=== Given information ===
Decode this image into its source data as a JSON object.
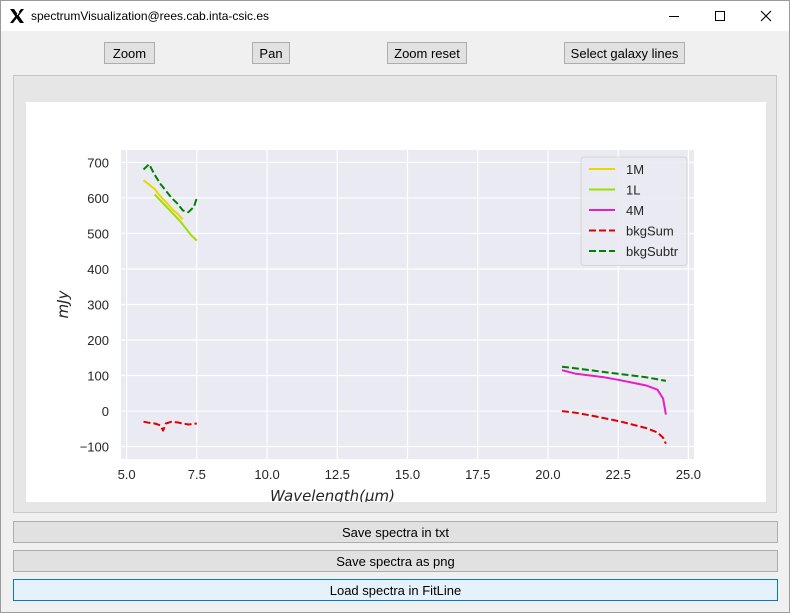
{
  "window": {
    "title": "spectrumVisualization@rees.cab.inta-csic.es",
    "app_icon": "x11-logo-icon",
    "controls": [
      "minimize-icon",
      "maximize-icon",
      "close-icon"
    ]
  },
  "toolbar": {
    "zoom_label": "Zoom",
    "pan_label": "Pan",
    "zoom_reset_label": "Zoom reset",
    "select_lines_label": "Select galaxy lines"
  },
  "actions": {
    "save_txt_label": "Save spectra in txt",
    "save_png_label": "Save spectra as png",
    "load_fitline_label": "Load spectra in FitLine"
  },
  "colors": {
    "plot_bg": "#eaeaf2",
    "grid": "#ffffff",
    "focus": "#0078d7"
  },
  "chart_data": {
    "type": "line",
    "title": "",
    "xlabel": "Wavelength(μm)",
    "ylabel": "mJy",
    "xlim": [
      4.8,
      25.2
    ],
    "ylim": [
      -135,
      735
    ],
    "xticks": [
      5.0,
      7.5,
      10.0,
      12.5,
      15.0,
      17.5,
      20.0,
      22.5,
      25.0
    ],
    "xtick_labels": [
      "5.0",
      "7.5",
      "10.0",
      "12.5",
      "15.0",
      "17.5",
      "20.0",
      "22.5",
      "25.0"
    ],
    "yticks": [
      700,
      600,
      500,
      400,
      300,
      200,
      100,
      0,
      -100
    ],
    "ytick_labels": [
      "700",
      "600",
      "500",
      "400",
      "300",
      "200",
      "100",
      "0",
      "−100"
    ],
    "grid": true,
    "legend_position": "top-right",
    "series": [
      {
        "name": "1M",
        "color": "#e6d800",
        "style": "solid",
        "segments": [
          [
            [
              5.6,
              650
            ],
            [
              5.8,
              638
            ],
            [
              6.0,
              625
            ],
            [
              6.2,
              605
            ],
            [
              6.4,
              588
            ],
            [
              6.6,
              570
            ],
            [
              6.8,
              556
            ],
            [
              7.0,
              540
            ]
          ]
        ]
      },
      {
        "name": "1L",
        "color": "#9be000",
        "style": "solid",
        "segments": [
          [
            [
              6.0,
              610
            ],
            [
              6.3,
              585
            ],
            [
              6.6,
              560
            ],
            [
              6.9,
              535
            ],
            [
              7.1,
              515
            ],
            [
              7.3,
              495
            ],
            [
              7.5,
              480
            ]
          ]
        ]
      },
      {
        "name": "4M",
        "color": "#e61ec4",
        "style": "solid",
        "segments": [
          [
            [
              20.5,
              115
            ],
            [
              21.0,
              105
            ],
            [
              21.5,
              100
            ],
            [
              22.0,
              95
            ],
            [
              22.5,
              88
            ],
            [
              23.0,
              80
            ],
            [
              23.5,
              72
            ],
            [
              23.9,
              60
            ],
            [
              24.1,
              35
            ],
            [
              24.2,
              -10
            ]
          ]
        ]
      },
      {
        "name": "bkgSum",
        "color": "#e00000",
        "style": "dashed",
        "segments": [
          [
            [
              5.6,
              -30
            ],
            [
              5.8,
              -33
            ],
            [
              6.0,
              -35
            ],
            [
              6.2,
              -40
            ],
            [
              6.3,
              -55
            ],
            [
              6.4,
              -35
            ],
            [
              6.6,
              -30
            ],
            [
              6.8,
              -32
            ],
            [
              7.0,
              -35
            ],
            [
              7.2,
              -38
            ],
            [
              7.4,
              -36
            ],
            [
              7.5,
              -35
            ]
          ],
          [
            [
              20.5,
              0
            ],
            [
              21.0,
              -5
            ],
            [
              21.5,
              -12
            ],
            [
              22.0,
              -20
            ],
            [
              22.5,
              -28
            ],
            [
              23.0,
              -38
            ],
            [
              23.5,
              -48
            ],
            [
              23.9,
              -60
            ],
            [
              24.1,
              -75
            ],
            [
              24.2,
              -92
            ]
          ]
        ]
      },
      {
        "name": "bkgSubtr",
        "color": "#008000",
        "style": "dashed",
        "segments": [
          [
            [
              5.6,
              680
            ],
            [
              5.8,
              695
            ],
            [
              6.0,
              665
            ],
            [
              6.2,
              640
            ],
            [
              6.4,
              620
            ],
            [
              6.6,
              600
            ],
            [
              6.8,
              585
            ],
            [
              7.0,
              565
            ],
            [
              7.2,
              560
            ],
            [
              7.4,
              575
            ],
            [
              7.5,
              600
            ]
          ],
          [
            [
              20.5,
              125
            ],
            [
              21.0,
              120
            ],
            [
              21.5,
              115
            ],
            [
              22.0,
              110
            ],
            [
              22.5,
              105
            ],
            [
              23.0,
              100
            ],
            [
              23.5,
              95
            ],
            [
              24.0,
              88
            ],
            [
              24.2,
              85
            ]
          ]
        ]
      }
    ]
  }
}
===
§ Exercise goal
Give back all entries exactly. No pictures belong in the copy.

§ Solution
Decode this image into its source data as a JSON object.
{
  "window": {
    "title": "spectrumVisualization@rees.cab.inta-csic.es",
    "app_icon": "x11-logo-icon",
    "controls": [
      "minimize-icon",
      "maximize-icon",
      "close-icon"
    ]
  },
  "toolbar": {
    "zoom_label": "Zoom",
    "pan_label": "Pan",
    "zoom_reset_label": "Zoom reset",
    "select_lines_label": "Select galaxy lines"
  },
  "actions": {
    "save_txt_label": "Save spectra in txt",
    "save_png_label": "Save spectra as png",
    "load_fitline_label": "Load spectra in FitLine"
  },
  "colors": {
    "plot_bg": "#eaeaf2",
    "grid": "#ffffff",
    "focus": "#0078d7"
  },
  "chart_data": {
    "type": "line",
    "title": "",
    "xlabel": "Wavelength(μm)",
    "ylabel": "mJy",
    "xlim": [
      4.8,
      25.2
    ],
    "ylim": [
      -135,
      735
    ],
    "xticks": [
      5.0,
      7.5,
      10.0,
      12.5,
      15.0,
      17.5,
      20.0,
      22.5,
      25.0
    ],
    "xtick_labels": [
      "5.0",
      "7.5",
      "10.0",
      "12.5",
      "15.0",
      "17.5",
      "20.0",
      "22.5",
      "25.0"
    ],
    "yticks": [
      700,
      600,
      500,
      400,
      300,
      200,
      100,
      0,
      -100
    ],
    "ytick_labels": [
      "700",
      "600",
      "500",
      "400",
      "300",
      "200",
      "100",
      "0",
      "−100"
    ],
    "grid": true,
    "legend_position": "top-right",
    "series": [
      {
        "name": "1M",
        "color": "#e6d800",
        "style": "solid",
        "segments": [
          [
            [
              5.6,
              650
            ],
            [
              5.8,
              638
            ],
            [
              6.0,
              625
            ],
            [
              6.2,
              605
            ],
            [
              6.4,
              588
            ],
            [
              6.6,
              570
            ],
            [
              6.8,
              556
            ],
            [
              7.0,
              540
            ]
          ]
        ]
      },
      {
        "name": "1L",
        "color": "#9be000",
        "style": "solid",
        "segments": [
          [
            [
              6.0,
              610
            ],
            [
              6.3,
              585
            ],
            [
              6.6,
              560
            ],
            [
              6.9,
              535
            ],
            [
              7.1,
              515
            ],
            [
              7.3,
              495
            ],
            [
              7.5,
              480
            ]
          ]
        ]
      },
      {
        "name": "4M",
        "color": "#e61ec4",
        "style": "solid",
        "segments": [
          [
            [
              20.5,
              115
            ],
            [
              21.0,
              105
            ],
            [
              21.5,
              100
            ],
            [
              22.0,
              95
            ],
            [
              22.5,
              88
            ],
            [
              23.0,
              80
            ],
            [
              23.5,
              72
            ],
            [
              23.9,
              60
            ],
            [
              24.1,
              35
            ],
            [
              24.2,
              -10
            ]
          ]
        ]
      },
      {
        "name": "bkgSum",
        "color": "#e00000",
        "style": "dashed",
        "segments": [
          [
            [
              5.6,
              -30
            ],
            [
              5.8,
              -33
            ],
            [
              6.0,
              -35
            ],
            [
              6.2,
              -40
            ],
            [
              6.3,
              -55
            ],
            [
              6.4,
              -35
            ],
            [
              6.6,
              -30
            ],
            [
              6.8,
              -32
            ],
            [
              7.0,
              -35
            ],
            [
              7.2,
              -38
            ],
            [
              7.4,
              -36
            ],
            [
              7.5,
              -35
            ]
          ],
          [
            [
              20.5,
              0
            ],
            [
              21.0,
              -5
            ],
            [
              21.5,
              -12
            ],
            [
              22.0,
              -20
            ],
            [
              22.5,
              -28
            ],
            [
              23.0,
              -38
            ],
            [
              23.5,
              -48
            ],
            [
              23.9,
              -60
            ],
            [
              24.1,
              -75
            ],
            [
              24.2,
              -92
            ]
          ]
        ]
      },
      {
        "name": "bkgSubtr",
        "color": "#008000",
        "style": "dashed",
        "segments": [
          [
            [
              5.6,
              680
            ],
            [
              5.8,
              695
            ],
            [
              6.0,
              665
            ],
            [
              6.2,
              640
            ],
            [
              6.4,
              620
            ],
            [
              6.6,
              600
            ],
            [
              6.8,
              585
            ],
            [
              7.0,
              565
            ],
            [
              7.2,
              560
            ],
            [
              7.4,
              575
            ],
            [
              7.5,
              600
            ]
          ],
          [
            [
              20.5,
              125
            ],
            [
              21.0,
              120
            ],
            [
              21.5,
              115
            ],
            [
              22.0,
              110
            ],
            [
              22.5,
              105
            ],
            [
              23.0,
              100
            ],
            [
              23.5,
              95
            ],
            [
              24.0,
              88
            ],
            [
              24.2,
              85
            ]
          ]
        ]
      }
    ]
  }
}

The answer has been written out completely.